(What is required)
Copy every line of the listing that holds the string "见旁边的表".

◆ ◆ ◆ ◆ ◆

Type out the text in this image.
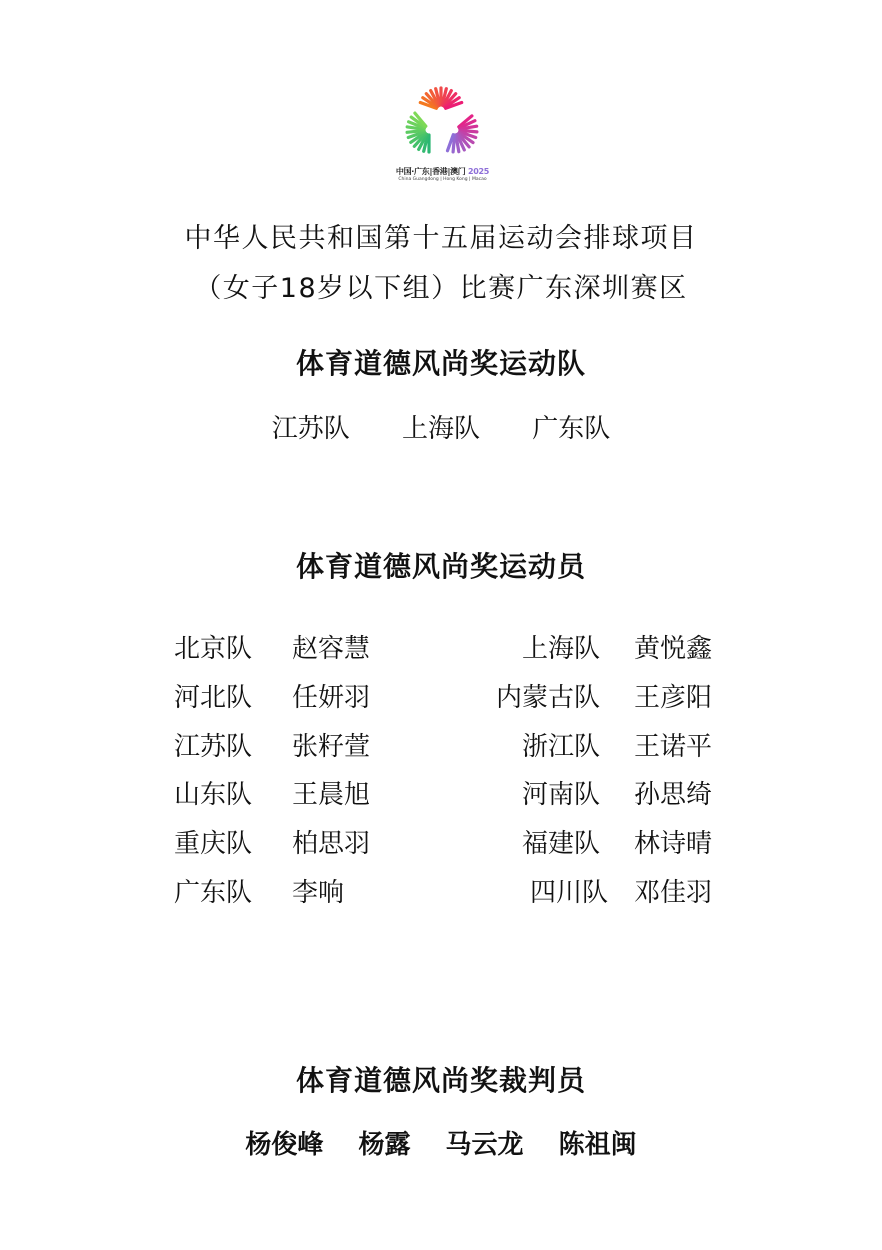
中国·广东|香港|澳门 2025
China Guangdong | Hong Kong | Macao
中华人民共和国第十五届运动会排球项目
（女子18岁以下组）比赛广东深圳赛区
体育道德风尚奖运动队
江苏队 上海队 广东队
体育道德风尚奖运动员
北京队 赵容慧
河北队 任妍羽
江苏队 张籽萱
山东队 王晨旭
重庆队 柏思羽
广东队 李响
上海队 黄悦鑫
内蒙古队 王彦阳
浙江队 王诺平
河南队 孙思绮
福建队 林诗晴
四川队 邓佳羽
体育道德风尚奖裁判员
杨俊峰 杨露 马云龙 陈祖闽
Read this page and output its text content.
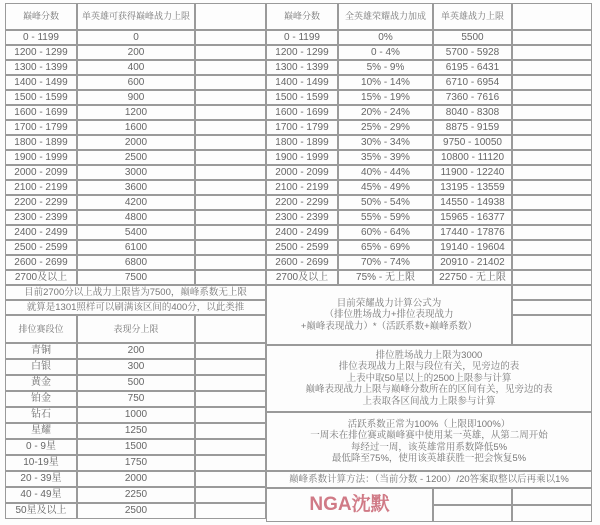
巅峰分数	单英雄可获得巅峰战力上限
0 - 1199	0
1200 - 1299	200
1300 - 1399	400
1400 - 1499	600
1500 - 1599	900
1600 - 1699	1200
1700 - 1799	1600
1800 - 1899	2000
1900 - 1999	2500
2000 - 2099	3000
2100 - 2199	3600
2200 - 2299	4200
2300 - 2399	4800
2400 - 2499	5400
2500 - 2599	6100
2600 - 2699	6800
2700及以上	7500
巅峰分数	全英雄荣耀战力加成	单英雄战力上限
0 - 1199	0%	5500
1200 - 1299	0 - 4%	5700 - 5928
1300 - 1399	5% - 9%	6195 - 6431
1400 - 1499	10% - 14%	6710 - 6954
1500 - 1599	15% - 19%	7360 - 7616
1600 - 1699	20% - 24%	8040 - 8308
1700 - 1799	25% - 29%	8875 - 9159
1800 - 1899	30% - 34%	9750 - 10050
1900 - 1999	35% - 39%	10800 - 11120
2000 - 2099	40% - 44%	11900 - 12240
2100 - 2199	45% - 49%	13195 - 13559
2200 - 2299	50% - 54%	14550 - 14938
2300 - 2399	55% - 59%	15965 - 16377
2400 - 2499	60% - 64%	17440 - 17876
2500 - 2599	65% - 69%	19140 - 19604
2600 - 2699	70% - 74%	20910 - 21402
2700及以上	75% - 无上限	22750 - 无上限
目前2700分以上战力上限皆为7500，巅峰系数无上限
就算是1301照样可以刷满该区间的400分，以此类推
排位赛段位	表现分上限
青铜	200
白银	300
黄金	500
铂金	750
钻石	1000
星耀	1250
0 - 9星	1500
10-19星	1750
20 - 39星	2000
40 - 49星	2250
50星及以上	2500
目前荣耀战力计算公式为
（排位胜场战力+排位表现战力
+巅峰表现战力）*（活跃系数+巅峰系数）
排位胜场战力上限为3000
排位表现战力上限与段位有关，见旁边的表
上表中取50星以上的2500上限参与计算
巅峰表现战力上限与巅峰分数所在的区间有关，见旁边的表
上表取各区间战力上限参与计算
活跃系数正常为100%（上限即100%）
一周未在排位赛或巅峰赛中使用某一英雄，从第二周开始
每经过一周，该英雄常用系数降低5%
最低降至75%，使用该英雄获胜一把会恢复5%
巅峰系数计算方法：（当前分数 - 1200）/20答案取整以后再乘以1%
NGA沈默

◆ ◆ ◆ ◆ ◆

(Solution for this task)
排位表现战力上限与段位有关，见旁边的表
巅峰表现战力上限与巅峰分数所在的区间有关，见旁边的表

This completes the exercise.